Your objective
Write each record again exactly as it stands.

─── Supplied records ───

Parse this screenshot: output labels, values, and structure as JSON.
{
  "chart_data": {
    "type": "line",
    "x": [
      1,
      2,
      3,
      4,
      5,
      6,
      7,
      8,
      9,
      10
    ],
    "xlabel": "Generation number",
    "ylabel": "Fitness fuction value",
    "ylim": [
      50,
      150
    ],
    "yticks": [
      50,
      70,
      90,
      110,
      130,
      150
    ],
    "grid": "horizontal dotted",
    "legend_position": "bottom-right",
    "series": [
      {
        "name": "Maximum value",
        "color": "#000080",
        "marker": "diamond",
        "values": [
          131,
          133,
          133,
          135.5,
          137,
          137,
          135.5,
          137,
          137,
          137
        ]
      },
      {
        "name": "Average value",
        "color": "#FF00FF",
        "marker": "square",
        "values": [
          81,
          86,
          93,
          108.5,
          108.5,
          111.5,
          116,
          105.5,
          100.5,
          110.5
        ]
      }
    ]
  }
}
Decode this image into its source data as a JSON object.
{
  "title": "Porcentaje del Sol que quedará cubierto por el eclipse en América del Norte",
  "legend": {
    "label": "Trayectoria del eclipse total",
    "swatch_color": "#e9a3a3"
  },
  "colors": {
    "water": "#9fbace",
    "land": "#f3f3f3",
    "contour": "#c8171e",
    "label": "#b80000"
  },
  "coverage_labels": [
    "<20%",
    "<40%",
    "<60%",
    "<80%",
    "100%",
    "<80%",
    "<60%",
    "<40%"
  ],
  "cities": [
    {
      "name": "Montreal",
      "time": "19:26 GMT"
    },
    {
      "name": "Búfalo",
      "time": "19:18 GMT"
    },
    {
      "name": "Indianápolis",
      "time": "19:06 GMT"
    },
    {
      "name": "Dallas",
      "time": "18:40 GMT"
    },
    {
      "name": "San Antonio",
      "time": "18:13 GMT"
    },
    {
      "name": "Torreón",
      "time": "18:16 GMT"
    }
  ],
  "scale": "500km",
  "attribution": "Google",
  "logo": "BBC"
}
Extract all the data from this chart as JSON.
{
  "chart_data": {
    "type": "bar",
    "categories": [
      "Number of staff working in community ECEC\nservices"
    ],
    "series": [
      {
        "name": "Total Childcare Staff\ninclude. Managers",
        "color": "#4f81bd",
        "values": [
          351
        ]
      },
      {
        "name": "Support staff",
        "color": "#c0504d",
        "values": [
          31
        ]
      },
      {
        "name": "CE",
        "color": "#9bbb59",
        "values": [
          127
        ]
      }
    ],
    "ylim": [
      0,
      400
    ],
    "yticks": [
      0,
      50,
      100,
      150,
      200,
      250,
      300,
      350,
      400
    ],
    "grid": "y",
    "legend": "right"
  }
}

───

Solution to this problem
Parse this screenshot: output labels, values, and structure as JSON.
{
  "chart_data": {
    "type": "line",
    "x": [
      1,
      2,
      3,
      4,
      5,
      6,
      7,
      8,
      9,
      10
    ],
    "xlabel": "Generation number",
    "ylabel": "Fitness fuction value",
    "ylim": [
      50,
      150
    ],
    "yticks": [
      50,
      70,
      90,
      110,
      130,
      150
    ],
    "grid": "horizontal dotted",
    "legend_position": "bottom-right",
    "series": [
      {
        "name": "Maximum value",
        "color": "#000080",
        "marker": "diamond",
        "values": [
          131,
          133,
          133,
          135.5,
          137,
          137,
          135.5,
          137,
          137,
          137
        ]
      },
      {
        "name": "Average value",
        "color": "#FF00FF",
        "marker": "square",
        "values": [
          81,
          86,
          93,
          108.5,
          108.5,
          111.5,
          116,
          105.5,
          100.5,
          110.5
        ]
      }
    ]
  }
}
Decode this image into its source data as a JSON object.
{
  "title": "Porcentaje del Sol que quedará cubierto por el eclipse en América del Norte",
  "legend": {
    "label": "Trayectoria del eclipse total",
    "swatch_color": "#e9a3a3"
  },
  "colors": {
    "water": "#9fbace",
    "land": "#f3f3f3",
    "contour": "#c8171e",
    "label": "#b80000"
  },
  "coverage_labels": [
    "<20%",
    "<40%",
    "<60%",
    "<80%",
    "100%",
    "<80%",
    "<60%",
    "<40%"
  ],
  "cities": [
    {
      "name": "Montreal",
      "time": "19:26 GMT"
    },
    {
      "name": "Búfalo",
      "time": "19:18 GMT"
    },
    {
      "name": "Indianápolis",
      "time": "19:06 GMT"
    },
    {
      "name": "Dallas",
      "time": "18:40 GMT"
    },
    {
      "name": "San Antonio",
      "time": "18:13 GMT"
    },
    {
      "name": "Torreón",
      "time": "18:16 GMT"
    }
  ],
  "scale": "500km",
  "attribution": "Google",
  "logo": "BBC"
}
Extract all the data from this chart as JSON.
{
  "chart_data": {
    "type": "bar",
    "categories": [
      "Number of staff working in community ECEC\nservices"
    ],
    "series": [
      {
        "name": "Total Childcare Staff\ninclude. Managers",
        "color": "#4f81bd",
        "values": [
          351
        ]
      },
      {
        "name": "Support staff",
        "color": "#c0504d",
        "values": [
          31
        ]
      },
      {
        "name": "CE",
        "color": "#9bbb59",
        "values": [
          127
        ]
      }
    ],
    "ylim": [
      0,
      400
    ],
    "yticks": [
      0,
      50,
      100,
      150,
      200,
      250,
      300,
      350,
      400
    ],
    "grid": "y",
    "legend": "right"
  }
}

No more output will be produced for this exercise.